[Short task]
Starting with the line that contains "Give me the", copy every line through the end of the data below, exactly and with nothing added.
====== Provided data ======
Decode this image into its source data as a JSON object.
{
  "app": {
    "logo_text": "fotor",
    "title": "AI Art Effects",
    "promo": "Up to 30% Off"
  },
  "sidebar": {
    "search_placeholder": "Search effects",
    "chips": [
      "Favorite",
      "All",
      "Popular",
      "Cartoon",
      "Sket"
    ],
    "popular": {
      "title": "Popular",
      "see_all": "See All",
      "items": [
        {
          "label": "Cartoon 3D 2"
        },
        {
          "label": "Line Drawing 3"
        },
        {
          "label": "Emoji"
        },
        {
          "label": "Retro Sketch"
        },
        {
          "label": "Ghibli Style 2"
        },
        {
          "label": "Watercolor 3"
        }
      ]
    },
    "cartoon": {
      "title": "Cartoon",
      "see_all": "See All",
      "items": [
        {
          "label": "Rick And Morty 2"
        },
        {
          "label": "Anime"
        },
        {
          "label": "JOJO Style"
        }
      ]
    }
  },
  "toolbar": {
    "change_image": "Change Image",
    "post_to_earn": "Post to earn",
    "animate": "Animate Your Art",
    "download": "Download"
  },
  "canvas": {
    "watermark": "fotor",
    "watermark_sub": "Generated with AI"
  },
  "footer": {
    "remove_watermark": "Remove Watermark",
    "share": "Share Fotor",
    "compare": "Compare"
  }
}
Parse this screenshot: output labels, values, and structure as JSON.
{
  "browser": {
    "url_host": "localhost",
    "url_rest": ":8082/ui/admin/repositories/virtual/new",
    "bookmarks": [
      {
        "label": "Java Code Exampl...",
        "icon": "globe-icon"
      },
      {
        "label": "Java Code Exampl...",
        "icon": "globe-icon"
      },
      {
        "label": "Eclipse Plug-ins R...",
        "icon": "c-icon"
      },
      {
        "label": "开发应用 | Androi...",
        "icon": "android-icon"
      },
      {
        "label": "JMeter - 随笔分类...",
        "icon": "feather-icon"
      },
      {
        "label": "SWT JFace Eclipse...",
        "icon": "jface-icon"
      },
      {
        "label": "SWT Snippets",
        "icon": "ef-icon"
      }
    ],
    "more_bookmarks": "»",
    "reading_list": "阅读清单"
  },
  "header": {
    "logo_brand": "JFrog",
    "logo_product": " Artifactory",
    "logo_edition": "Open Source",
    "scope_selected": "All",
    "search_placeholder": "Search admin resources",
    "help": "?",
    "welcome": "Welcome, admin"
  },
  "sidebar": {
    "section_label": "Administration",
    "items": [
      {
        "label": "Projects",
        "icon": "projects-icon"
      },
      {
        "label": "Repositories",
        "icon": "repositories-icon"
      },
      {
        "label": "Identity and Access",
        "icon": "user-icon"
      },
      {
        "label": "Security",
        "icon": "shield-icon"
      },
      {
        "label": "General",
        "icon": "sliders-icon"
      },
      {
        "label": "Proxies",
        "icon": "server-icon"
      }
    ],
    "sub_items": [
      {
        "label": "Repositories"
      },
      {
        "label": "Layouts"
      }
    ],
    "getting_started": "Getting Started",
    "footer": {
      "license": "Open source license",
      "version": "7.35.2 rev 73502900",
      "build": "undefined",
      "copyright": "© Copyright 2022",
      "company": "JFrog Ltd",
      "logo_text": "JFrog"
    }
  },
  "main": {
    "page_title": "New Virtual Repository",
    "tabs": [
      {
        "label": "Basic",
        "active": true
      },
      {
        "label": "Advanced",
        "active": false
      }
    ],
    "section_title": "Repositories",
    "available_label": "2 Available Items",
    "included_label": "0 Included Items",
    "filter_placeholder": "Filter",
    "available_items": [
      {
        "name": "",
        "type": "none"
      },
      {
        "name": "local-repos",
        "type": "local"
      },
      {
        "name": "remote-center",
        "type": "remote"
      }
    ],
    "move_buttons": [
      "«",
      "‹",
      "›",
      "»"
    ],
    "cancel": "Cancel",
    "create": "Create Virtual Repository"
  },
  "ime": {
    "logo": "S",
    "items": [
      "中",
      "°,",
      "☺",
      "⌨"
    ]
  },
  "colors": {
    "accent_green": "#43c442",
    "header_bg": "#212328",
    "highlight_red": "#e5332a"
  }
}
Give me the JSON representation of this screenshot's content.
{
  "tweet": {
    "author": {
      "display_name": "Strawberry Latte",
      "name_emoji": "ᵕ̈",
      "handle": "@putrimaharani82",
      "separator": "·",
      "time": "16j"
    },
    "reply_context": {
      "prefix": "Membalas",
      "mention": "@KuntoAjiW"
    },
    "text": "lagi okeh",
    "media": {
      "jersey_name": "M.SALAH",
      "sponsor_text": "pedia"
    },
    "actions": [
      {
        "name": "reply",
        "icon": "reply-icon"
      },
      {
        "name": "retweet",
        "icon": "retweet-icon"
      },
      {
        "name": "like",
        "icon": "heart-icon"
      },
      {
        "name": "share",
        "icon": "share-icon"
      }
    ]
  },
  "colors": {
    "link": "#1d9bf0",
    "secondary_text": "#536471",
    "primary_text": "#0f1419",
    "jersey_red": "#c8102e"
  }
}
======
[Answer to the exercise]
Give me the JSON representation of this screenshot's content.
{
  "tweet": {
    "author": {
      "display_name": "Strawberry Latte",
      "name_emoji": "ᵕ̈",
      "handle": "@putrimaharani82",
      "separator": "·",
      "time": "16j"
    },
    "reply_context": {
      "prefix": "Membalas",
      "mention": "@KuntoAjiW"
    },
    "text": "lagi okeh",
    "media": {
      "jersey_name": "M.SALAH",
      "sponsor_text": "pedia"
    },
    "actions": [
      {
        "name": "reply",
        "icon": "reply-icon"
      },
      {
        "name": "retweet",
        "icon": "retweet-icon"
      },
      {
        "name": "like",
        "icon": "heart-icon"
      },
      {
        "name": "share",
        "icon": "share-icon"
      }
    ]
  },
  "colors": {
    "link": "#1d9bf0",
    "secondary_text": "#536471",
    "primary_text": "#0f1419",
    "jersey_red": "#c8102e"
  }
}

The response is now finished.